<<<<

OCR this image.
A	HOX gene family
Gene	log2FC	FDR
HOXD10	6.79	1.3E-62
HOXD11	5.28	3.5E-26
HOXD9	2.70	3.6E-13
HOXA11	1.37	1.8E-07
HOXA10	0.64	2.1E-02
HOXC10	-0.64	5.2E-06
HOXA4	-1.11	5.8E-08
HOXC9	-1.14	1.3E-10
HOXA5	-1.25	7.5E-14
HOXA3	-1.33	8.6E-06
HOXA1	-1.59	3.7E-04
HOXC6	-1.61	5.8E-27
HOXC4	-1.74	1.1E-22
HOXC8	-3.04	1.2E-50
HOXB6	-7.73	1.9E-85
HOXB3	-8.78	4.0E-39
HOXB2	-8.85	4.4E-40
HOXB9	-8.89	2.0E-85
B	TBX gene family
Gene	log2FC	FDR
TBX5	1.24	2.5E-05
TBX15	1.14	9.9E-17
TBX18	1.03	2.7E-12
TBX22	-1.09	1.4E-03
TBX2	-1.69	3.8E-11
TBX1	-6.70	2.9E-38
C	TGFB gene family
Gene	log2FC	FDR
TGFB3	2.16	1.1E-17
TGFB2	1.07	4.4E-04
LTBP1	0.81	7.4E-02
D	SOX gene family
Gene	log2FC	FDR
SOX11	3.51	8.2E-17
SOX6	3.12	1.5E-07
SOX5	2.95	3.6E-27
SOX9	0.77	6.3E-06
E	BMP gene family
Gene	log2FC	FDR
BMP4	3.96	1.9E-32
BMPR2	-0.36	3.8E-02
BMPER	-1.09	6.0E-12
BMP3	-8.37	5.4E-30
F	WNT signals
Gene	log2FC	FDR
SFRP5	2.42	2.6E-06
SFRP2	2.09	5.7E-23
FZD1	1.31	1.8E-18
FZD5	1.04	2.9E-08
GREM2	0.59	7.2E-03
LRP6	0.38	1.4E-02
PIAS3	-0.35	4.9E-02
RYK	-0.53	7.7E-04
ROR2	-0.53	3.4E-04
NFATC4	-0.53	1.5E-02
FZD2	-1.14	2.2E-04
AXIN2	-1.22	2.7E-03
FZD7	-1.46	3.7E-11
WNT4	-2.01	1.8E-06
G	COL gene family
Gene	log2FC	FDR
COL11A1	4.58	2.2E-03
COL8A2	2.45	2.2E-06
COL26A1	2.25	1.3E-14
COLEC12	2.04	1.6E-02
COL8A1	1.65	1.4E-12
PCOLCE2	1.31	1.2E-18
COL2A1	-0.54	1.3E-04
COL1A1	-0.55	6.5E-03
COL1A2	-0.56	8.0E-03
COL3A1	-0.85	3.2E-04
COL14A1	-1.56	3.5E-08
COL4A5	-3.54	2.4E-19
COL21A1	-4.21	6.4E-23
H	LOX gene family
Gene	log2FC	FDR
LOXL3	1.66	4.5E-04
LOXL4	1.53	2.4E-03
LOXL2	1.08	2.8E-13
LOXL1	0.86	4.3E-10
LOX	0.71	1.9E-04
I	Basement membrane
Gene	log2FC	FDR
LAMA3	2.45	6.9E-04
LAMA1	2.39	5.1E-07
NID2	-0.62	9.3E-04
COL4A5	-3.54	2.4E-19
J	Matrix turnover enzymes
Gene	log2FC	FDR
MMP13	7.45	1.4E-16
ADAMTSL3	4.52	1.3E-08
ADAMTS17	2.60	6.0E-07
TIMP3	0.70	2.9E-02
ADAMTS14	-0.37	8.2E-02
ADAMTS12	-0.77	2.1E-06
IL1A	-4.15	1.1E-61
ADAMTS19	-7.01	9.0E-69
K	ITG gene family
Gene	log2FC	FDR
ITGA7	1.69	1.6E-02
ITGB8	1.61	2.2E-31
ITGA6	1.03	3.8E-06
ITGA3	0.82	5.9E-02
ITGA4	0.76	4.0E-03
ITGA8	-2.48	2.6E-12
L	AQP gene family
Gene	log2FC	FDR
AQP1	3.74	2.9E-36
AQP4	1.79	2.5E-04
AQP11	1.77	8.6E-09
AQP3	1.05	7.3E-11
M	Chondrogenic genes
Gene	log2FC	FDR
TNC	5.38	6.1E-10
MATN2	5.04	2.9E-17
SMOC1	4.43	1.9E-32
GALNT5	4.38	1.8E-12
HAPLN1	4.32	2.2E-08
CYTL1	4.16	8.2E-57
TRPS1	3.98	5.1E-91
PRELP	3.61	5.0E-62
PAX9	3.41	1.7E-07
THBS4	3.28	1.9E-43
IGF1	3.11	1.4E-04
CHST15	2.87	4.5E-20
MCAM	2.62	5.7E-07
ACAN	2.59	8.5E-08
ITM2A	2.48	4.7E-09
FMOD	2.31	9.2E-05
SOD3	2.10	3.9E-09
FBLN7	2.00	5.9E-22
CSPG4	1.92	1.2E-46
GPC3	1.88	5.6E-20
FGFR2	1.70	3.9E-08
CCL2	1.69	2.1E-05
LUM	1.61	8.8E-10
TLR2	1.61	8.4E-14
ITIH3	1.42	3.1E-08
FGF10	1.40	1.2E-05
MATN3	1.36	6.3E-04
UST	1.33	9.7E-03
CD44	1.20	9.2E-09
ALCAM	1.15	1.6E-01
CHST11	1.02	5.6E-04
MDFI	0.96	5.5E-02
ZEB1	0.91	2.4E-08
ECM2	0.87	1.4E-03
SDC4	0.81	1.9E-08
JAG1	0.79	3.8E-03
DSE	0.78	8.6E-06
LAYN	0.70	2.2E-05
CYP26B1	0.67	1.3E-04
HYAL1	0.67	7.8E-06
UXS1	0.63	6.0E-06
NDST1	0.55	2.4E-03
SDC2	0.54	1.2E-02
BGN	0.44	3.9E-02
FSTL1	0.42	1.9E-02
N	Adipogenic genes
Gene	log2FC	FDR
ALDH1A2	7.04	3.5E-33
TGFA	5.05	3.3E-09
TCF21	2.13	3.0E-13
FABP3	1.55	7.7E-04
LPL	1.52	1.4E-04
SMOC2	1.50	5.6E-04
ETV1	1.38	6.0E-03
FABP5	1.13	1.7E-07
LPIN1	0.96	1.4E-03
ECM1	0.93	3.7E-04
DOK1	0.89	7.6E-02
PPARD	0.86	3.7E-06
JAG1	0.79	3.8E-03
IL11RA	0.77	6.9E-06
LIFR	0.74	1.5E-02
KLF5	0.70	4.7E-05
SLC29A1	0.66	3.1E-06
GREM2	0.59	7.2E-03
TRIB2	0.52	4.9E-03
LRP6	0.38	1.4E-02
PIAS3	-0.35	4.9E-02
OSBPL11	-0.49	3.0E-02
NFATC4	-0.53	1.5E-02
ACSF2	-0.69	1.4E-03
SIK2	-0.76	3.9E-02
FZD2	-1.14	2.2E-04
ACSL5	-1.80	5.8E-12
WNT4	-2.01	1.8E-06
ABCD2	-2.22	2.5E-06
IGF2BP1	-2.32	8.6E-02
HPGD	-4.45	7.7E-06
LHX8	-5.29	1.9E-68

>>>>

# EXERCISE INSTRUCTIONS
The answer must be an exact transcription of every record above.

# THE COMPLETED TASK
OCR this image.
A	HOX gene family
Gene	log2FC	FDR
HOXD10	6.79	1.3E-62
HOXD11	5.28	3.5E-26
HOXD9	2.70	3.6E-13
HOXA11	1.37	1.8E-07
HOXA10	0.64	2.1E-02
HOXC10	-0.64	5.2E-06
HOXA4	-1.11	5.8E-08
HOXC9	-1.14	1.3E-10
HOXA5	-1.25	7.5E-14
HOXA3	-1.33	8.6E-06
HOXA1	-1.59	3.7E-04
HOXC6	-1.61	5.8E-27
HOXC4	-1.74	1.1E-22
HOXC8	-3.04	1.2E-50
HOXB6	-7.73	1.9E-85
HOXB3	-8.78	4.0E-39
HOXB2	-8.85	4.4E-40
HOXB9	-8.89	2.0E-85
B	TBX gene family
Gene	log2FC	FDR
TBX5	1.24	2.5E-05
TBX15	1.14	9.9E-17
TBX18	1.03	2.7E-12
TBX22	-1.09	1.4E-03
TBX2	-1.69	3.8E-11
TBX1	-6.70	2.9E-38
C	TGFB gene family
Gene	log2FC	FDR
TGFB3	2.16	1.1E-17
TGFB2	1.07	4.4E-04
LTBP1	0.81	7.4E-02
D	SOX gene family
Gene	log2FC	FDR
SOX11	3.51	8.2E-17
SOX6	3.12	1.5E-07
SOX5	2.95	3.6E-27
SOX9	0.77	6.3E-06
E	BMP gene family
Gene	log2FC	FDR
BMP4	3.96	1.9E-32
BMPR2	-0.36	3.8E-02
BMPER	-1.09	6.0E-12
BMP3	-8.37	5.4E-30
F	WNT signals
Gene	log2FC	FDR
SFRP5	2.42	2.6E-06
SFRP2	2.09	5.7E-23
FZD1	1.31	1.8E-18
FZD5	1.04	2.9E-08
GREM2	0.59	7.2E-03
LRP6	0.38	1.4E-02
PIAS3	-0.35	4.9E-02
RYK	-0.53	7.7E-04
ROR2	-0.53	3.4E-04
NFATC4	-0.53	1.5E-02
FZD2	-1.14	2.2E-04
AXIN2	-1.22	2.7E-03
FZD7	-1.46	3.7E-11
WNT4	-2.01	1.8E-06
G	COL gene family
Gene	log2FC	FDR
COL11A1	4.58	2.2E-03
COL8A2	2.45	2.2E-06
COL26A1	2.25	1.3E-14
COLEC12	2.04	1.6E-02
COL8A1	1.65	1.4E-12
PCOLCE2	1.31	1.2E-18
COL2A1	-0.54	1.3E-04
COL1A1	-0.55	6.5E-03
COL1A2	-0.56	8.0E-03
COL3A1	-0.85	3.2E-04
COL14A1	-1.56	3.5E-08
COL4A5	-3.54	2.4E-19
COL21A1	-4.21	6.4E-23
H	LOX gene family
Gene	log2FC	FDR
LOXL3	1.66	4.5E-04
LOXL4	1.53	2.4E-03
LOXL2	1.08	2.8E-13
LOXL1	0.86	4.3E-10
LOX	0.71	1.9E-04
I	Basement membrane
Gene	log2FC	FDR
LAMA3	2.45	6.9E-04
LAMA1	2.39	5.1E-07
NID2	-0.62	9.3E-04
COL4A5	-3.54	2.4E-19
J	Matrix turnover enzymes
Gene	log2FC	FDR
MMP13	7.45	1.4E-16
ADAMTSL3	4.52	1.3E-08
ADAMTS17	2.60	6.0E-07
TIMP3	0.70	2.9E-02
ADAMTS14	-0.37	8.2E-02
ADAMTS12	-0.77	2.1E-06
IL1A	-4.15	1.1E-61
ADAMTS19	-7.01	9.0E-69
K	ITG gene family
Gene	log2FC	FDR
ITGA7	1.69	1.6E-02
ITGB8	1.61	2.2E-31
ITGA6	1.03	3.8E-06
ITGA3	0.82	5.9E-02
ITGA4	0.76	4.0E-03
ITGA8	-2.48	2.6E-12
L	AQP gene family
Gene	log2FC	FDR
AQP1	3.74	2.9E-36
AQP4	1.79	2.5E-04
AQP11	1.77	8.6E-09
AQP3	1.05	7.3E-11
M	Chondrogenic genes
Gene	log2FC	FDR
TNC	5.38	6.1E-10
MATN2	5.04	2.9E-17
SMOC1	4.43	1.9E-32
GALNT5	4.38	1.8E-12
HAPLN1	4.32	2.2E-08
CYTL1	4.16	8.2E-57
TRPS1	3.98	5.1E-91
PRELP	3.61	5.0E-62
PAX9	3.41	1.7E-07
THBS4	3.28	1.9E-43
IGF1	3.11	1.4E-04
CHST15	2.87	4.5E-20
MCAM	2.62	5.7E-07
ACAN	2.59	8.5E-08
ITM2A	2.48	4.7E-09
FMOD	2.31	9.2E-05
SOD3	2.10	3.9E-09
FBLN7	2.00	5.9E-22
CSPG4	1.92	1.2E-46
GPC3	1.88	5.6E-20
FGFR2	1.70	3.9E-08
CCL2	1.69	2.1E-05
LUM	1.61	8.8E-10
TLR2	1.61	8.4E-14
ITIH3	1.42	3.1E-08
FGF10	1.40	1.2E-05
MATN3	1.36	6.3E-04
UST	1.33	9.7E-03
CD44	1.20	9.2E-09
ALCAM	1.15	1.6E-01
CHST11	1.02	5.6E-04
MDFI	0.96	5.5E-02
ZEB1	0.91	2.4E-08
ECM2	0.87	1.4E-03
SDC4	0.81	1.9E-08
JAG1	0.79	3.8E-03
DSE	0.78	8.6E-06
LAYN	0.70	2.2E-05
CYP26B1	0.67	1.3E-04
HYAL1	0.67	7.8E-06
UXS1	0.63	6.0E-06
NDST1	0.55	2.4E-03
SDC2	0.54	1.2E-02
BGN	0.44	3.9E-02
FSTL1	0.42	1.9E-02
N	Adipogenic genes
Gene	log2FC	FDR
ALDH1A2	7.04	3.5E-33
TGFA	5.05	3.3E-09
TCF21	2.13	3.0E-13
FABP3	1.55	7.7E-04
LPL	1.52	1.4E-04
SMOC2	1.50	5.6E-04
ETV1	1.38	6.0E-03
FABP5	1.13	1.7E-07
LPIN1	0.96	1.4E-03
ECM1	0.93	3.7E-04
DOK1	0.89	7.6E-02
PPARD	0.86	3.7E-06
JAG1	0.79	3.8E-03
IL11RA	0.77	6.9E-06
LIFR	0.74	1.5E-02
KLF5	0.70	4.7E-05
SLC29A1	0.66	3.1E-06
GREM2	0.59	7.2E-03
TRIB2	0.52	4.9E-03
LRP6	0.38	1.4E-02
PIAS3	-0.35	4.9E-02
OSBPL11	-0.49	3.0E-02
NFATC4	-0.53	1.5E-02
ACSF2	-0.69	1.4E-03
SIK2	-0.76	3.9E-02
FZD2	-1.14	2.2E-04
ACSL5	-1.80	5.8E-12
WNT4	-2.01	1.8E-06
ABCD2	-2.22	2.5E-06
IGF2BP1	-2.32	8.6E-02
HPGD	-4.45	7.7E-06
LHX8	-5.29	1.9E-68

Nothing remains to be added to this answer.